What you will do:
The records below are to be repeated in full, exactly as they are.

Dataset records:

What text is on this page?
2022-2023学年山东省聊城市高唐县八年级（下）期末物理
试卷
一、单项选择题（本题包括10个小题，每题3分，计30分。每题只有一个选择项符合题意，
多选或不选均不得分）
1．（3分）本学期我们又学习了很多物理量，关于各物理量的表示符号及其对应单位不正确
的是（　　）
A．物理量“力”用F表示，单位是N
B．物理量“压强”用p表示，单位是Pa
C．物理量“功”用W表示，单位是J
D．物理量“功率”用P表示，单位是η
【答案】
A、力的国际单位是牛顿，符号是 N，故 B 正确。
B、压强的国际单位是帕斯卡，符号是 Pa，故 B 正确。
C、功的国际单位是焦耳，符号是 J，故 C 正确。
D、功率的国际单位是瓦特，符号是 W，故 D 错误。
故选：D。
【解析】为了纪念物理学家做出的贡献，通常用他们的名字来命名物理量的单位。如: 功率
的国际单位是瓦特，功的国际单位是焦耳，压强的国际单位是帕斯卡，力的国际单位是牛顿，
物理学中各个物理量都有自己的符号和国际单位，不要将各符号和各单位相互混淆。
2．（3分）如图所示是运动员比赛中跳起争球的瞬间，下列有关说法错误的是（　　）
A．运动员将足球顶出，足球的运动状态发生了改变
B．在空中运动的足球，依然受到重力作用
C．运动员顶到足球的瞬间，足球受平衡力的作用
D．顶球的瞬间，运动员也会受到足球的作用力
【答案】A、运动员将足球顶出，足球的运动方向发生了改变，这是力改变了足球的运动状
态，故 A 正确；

Exercise solution:
What text is on this page?
2022-2023学年山东省聊城市高唐县八年级（下）期末物理
试卷
一、单项选择题（本题包括10个小题，每题3分，计30分。每题只有一个选择项符合题意，
多选或不选均不得分）
1．（3分）本学期我们又学习了很多物理量，关于各物理量的表示符号及其对应单位不正确
的是（　　）
A．物理量“力”用F表示，单位是N
B．物理量“压强”用p表示，单位是Pa
C．物理量“功”用W表示，单位是J
D．物理量“功率”用P表示，单位是η
【答案】
A、力的国际单位是牛顿，符号是 N，故 B 正确。
B、压强的国际单位是帕斯卡，符号是 Pa，故 B 正确。
C、功的国际单位是焦耳，符号是 J，故 C 正确。
D、功率的国际单位是瓦特，符号是 W，故 D 错误。
故选：D。
【解析】为了纪念物理学家做出的贡献，通常用他们的名字来命名物理量的单位。如: 功率
的国际单位是瓦特，功的国际单位是焦耳，压强的国际单位是帕斯卡，力的国际单位是牛顿，
物理学中各个物理量都有自己的符号和国际单位，不要将各符号和各单位相互混淆。
2．（3分）如图所示是运动员比赛中跳起争球的瞬间，下列有关说法错误的是（　　）
A．运动员将足球顶出，足球的运动状态发生了改变
B．在空中运动的足球，依然受到重力作用
C．运动员顶到足球的瞬间，足球受平衡力的作用
D．顶球的瞬间，运动员也会受到足球的作用力
【答案】A、运动员将足球顶出，足球的运动方向发生了改变，这是力改变了足球的运动状
态，故 A 正确；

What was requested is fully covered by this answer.